:: What to do ::
Copy every line of the entries that includes the word "לרדת".

:: Record list ::
:::::

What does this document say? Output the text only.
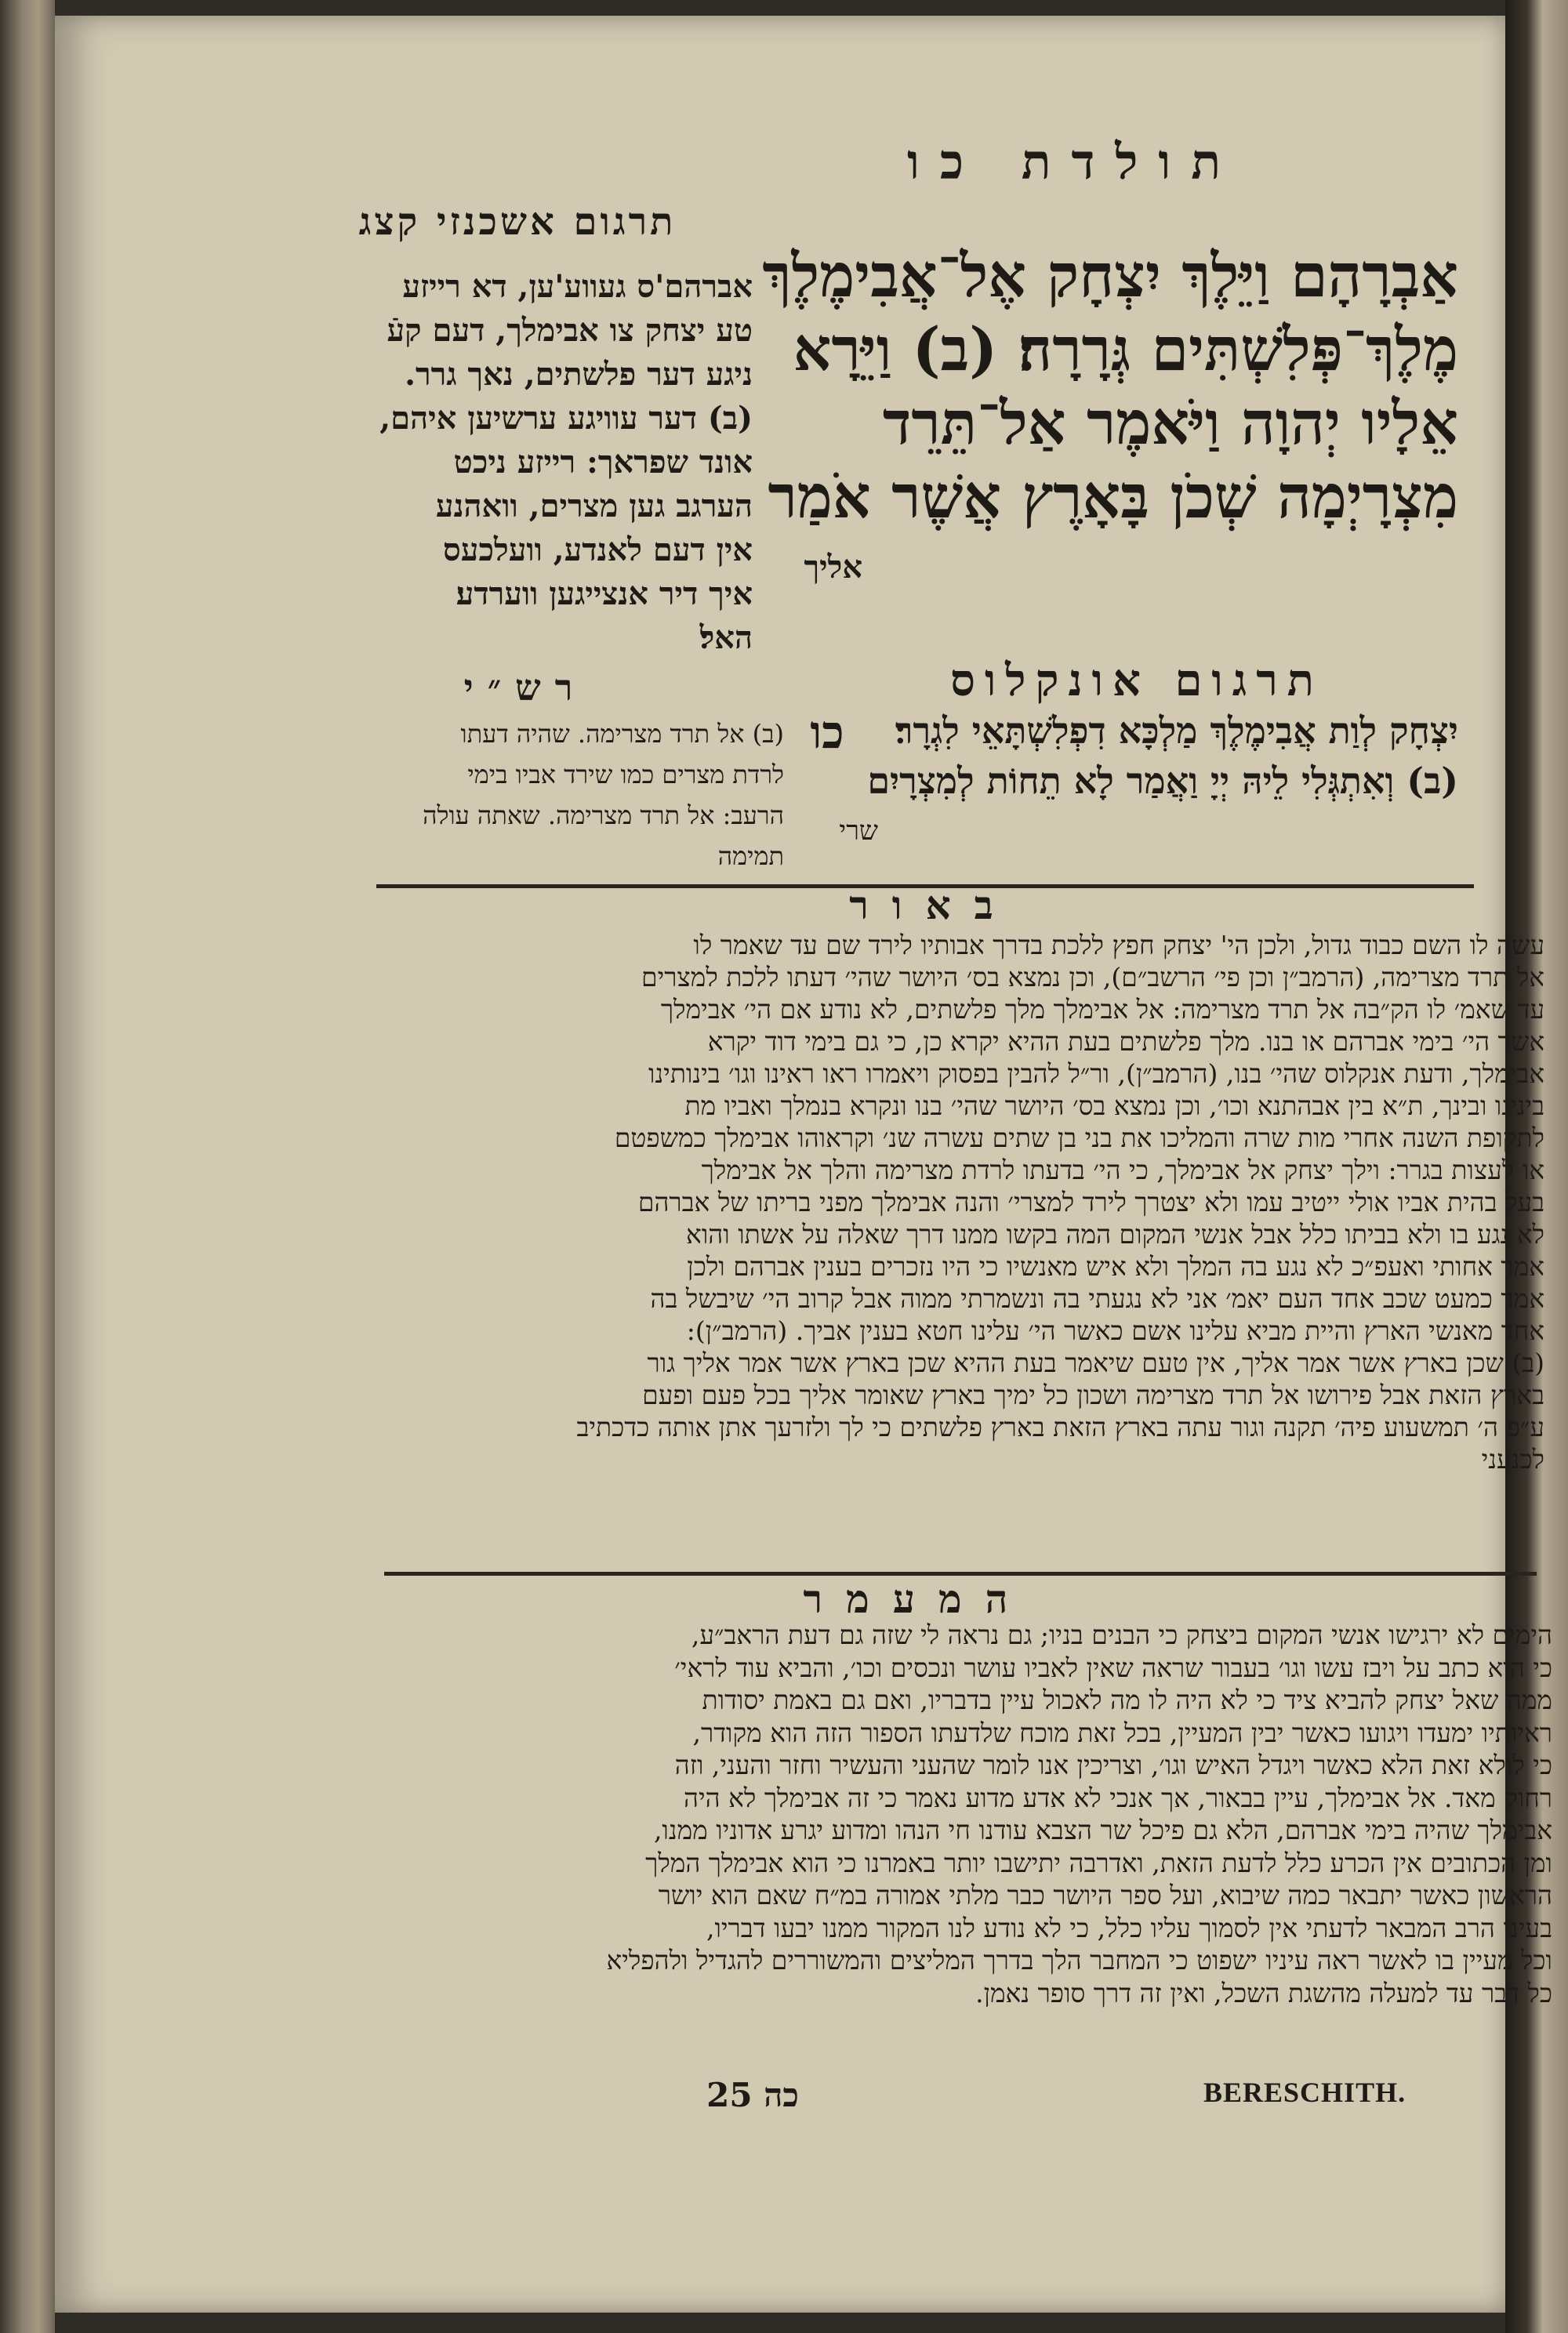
תולדת כו
תרגום אשכנזי קצג
אַבְרָהָם וַיֵּלֶךְ יִצְחָק אֶל־אֲבִימֶלֶךְ
מֶלֶךְ־פְּלִשְׁתִּים גְּרָרָה׃ (ב) וַיֵּרָא
אֵלָיו יְהוָה וַיֹּאמֶר אַל־תֵּרֵד
מִצְרָיְמָה שְׁכֹן בָּאָרֶץ אֲשֶׁר אֹמַר
אליך
אברהם'ס געווע'ען, דא רייזע
טע יצחק צו אבימלך, דעם קעֿ
ניגע דער פלשתים, נאך גרר.
(ב) דער עוויגע ערשיען איהם,
אונד שפראך: רייזע ניכט
הערגב גען מצרים, וואהנע
אין דעם לאנדע, וועלכעס
איך דיר אנצייגען ווערדע׃
האל׃
תרגום אונקלוס
יִצְחָק לְוַת אֲבִימֶלֶךְ מַלְכָּא דִפְלִשְׁתָּאֵי לִגְרָר׃
(ב) וְאִתְגְּלִי לֵיהּ יְיָ וַאֲמַר לָא תֵחוֹת לְמִצְרָיִם
שרי
רש״י
כו
(ב) אל תרד מצרימה. שהיה דעתו
לרדת מצרים כמו שירד אביו בימי
הרעב: אל תרד מצרימה. שאתה עולה
תמימה
באור
עשה לו השם כבוד גדול, ולכן הי' יצחק חפץ ללכת בדרך אבותיו לירד שם עד שאמר לו
אל תרד מצרימה, (הרמב״ן וכן פי׳ הרשב״ם), וכן נמצא בס׳ היושר שהי׳ דעתו ללכת למצרים
עד שאמ׳ לו הק״בה אל תרד מצרימה: אל אבימלך מלך פלשתים, לא נודע אם הי׳ אבימלך
אשר הי׳ בימי אברהם או בנו. מלך פלשתים בעת ההיא יקרא כן, כי גם בימי דוד יקרא
אבימלך, ודעת אנקלוס שהי׳ בנו, (הרמב״ן), ור״ל להבין בפסוק ויאמרו ראו ראינו וגו׳ בינותינו
בינינו ובינך, ת״א בין אבהתנא וכו׳, וכן נמצא בס׳ היושר שהי׳ בנו ונקרא בנמלך ואביו מת
לתקופת השנה אחרי מות שרה והמליכו את בני בן שתים עשרה שנ׳ וקראוהו אבימלך כמשפטם
או לעצות בגרר: וילך יצחק אל אבימלך, כי הי׳ בדעתו לרדת מצרימה והלך אל אבימלך
בעל בהית אביו אולי ייטיב עמו ולא יצטרך לירד למצרי׳ והנה אבימלך מפני בריתו של אברהם
לא נגע בו ולא בביתו כלל אבל אנשי המקום המה בקשו ממנו דרך שאלה על אשתו והוא
אמר אחותי ואעפ״כ לא נגע בה המלך ולא איש מאנשיו כי היו נזכרים בענין אברהם ולכן
אמר כמעט שכב אחד העם יאמ׳ אני לא נגעתי בה ונשמרתי ממוה אבל קרוב הי׳ שיבשל בה
אחד מאנשי הארץ והיית מביא עלינו אשם כאשר הי׳ עלינו חטא בענין אביך. (הרמב״ן):
(ב) שכן בארץ אשר אמר אליך, אין טעם שיאמר בעת ההיא שכן בארץ אשר אמר אליך גור
בארץ הזאת אבל פירושו אל תרד מצרימה ושכון כל ימיך בארץ שאומר אליך בכל פעם ופעם
ע״פ ה׳ תמשעוע פיה׳ תקנה וגור עתה בארץ הזאת בארץ פלשתים כי לך ולזרעך אתן אותה כדכתיב
לכנעני
המעמר
הימים לא ירגישו אנשי המקום ביצחק כי הבנים בניו; גם נראה לי שזה גם דעת הראב״ע,
כי הוא כתב על ויבז עשו וגו׳ בעבור שראה שאין לאביו עושר ונכסים וכו׳, והביא עוד לראי׳
ממה שאל יצחק להביא ציד כי לא היה לו מה לאכול עיין בדבריו, ואם גם באמת יסודות
ראיותיו ימעדו ויגועו כאשר יבין המעיין, בכל זאת מוכח שלדעתו הספור הזה הוא מקודר,
כי לולא זאת הלא כאשר ויגדל האיש וגו׳, וצריכין אנו לומר שהעני והעשיר וחזר והעני, וזה
רחוק מאד. אל אבימלך, עיין בבאור, אך אנכי לא אדע מדוע נאמר כי זה אבימלך לא היה
אבימלך שהיה בימי אברהם, הלא גם פיכל שר הצבא עודנו חי הנהו ומדוע יגרע אדוניו ממנו,
ומן הכתובים אין הכרע כלל לדעת הזאת, ואדרבה יתישבו יותר באמרנו כי הוא אבימלך המלך
הראשון כאשר יתבאר כמה שיבוא, ועל ספר היושר כבר מלתי אמורה במ״ח שאם הוא יושר
בעיני הרב המבאר לדעתי אין לסמוך עליו כלל, כי לא נודע לנו המקור ממנו יבעו דבריו,
וכל מעיין בו לאשר ראה עיניו ישפוט כי המחבר הלך בדרך המליצים והמשוררים להגדיל ולהפליא
כל דבר עד למעלה מהשגת השכל, ואין זה דרך סופר נאמן.
25 כה	BERESCHITH.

:::::

:: Solution to this exercise ::
לרדת מצרים כמו שירד אביו בימי
או לעצות בגרר: וילך יצחק אל אבימלך, כי הי׳ בדעתו לרדת מצרימה והלך אל אבימלך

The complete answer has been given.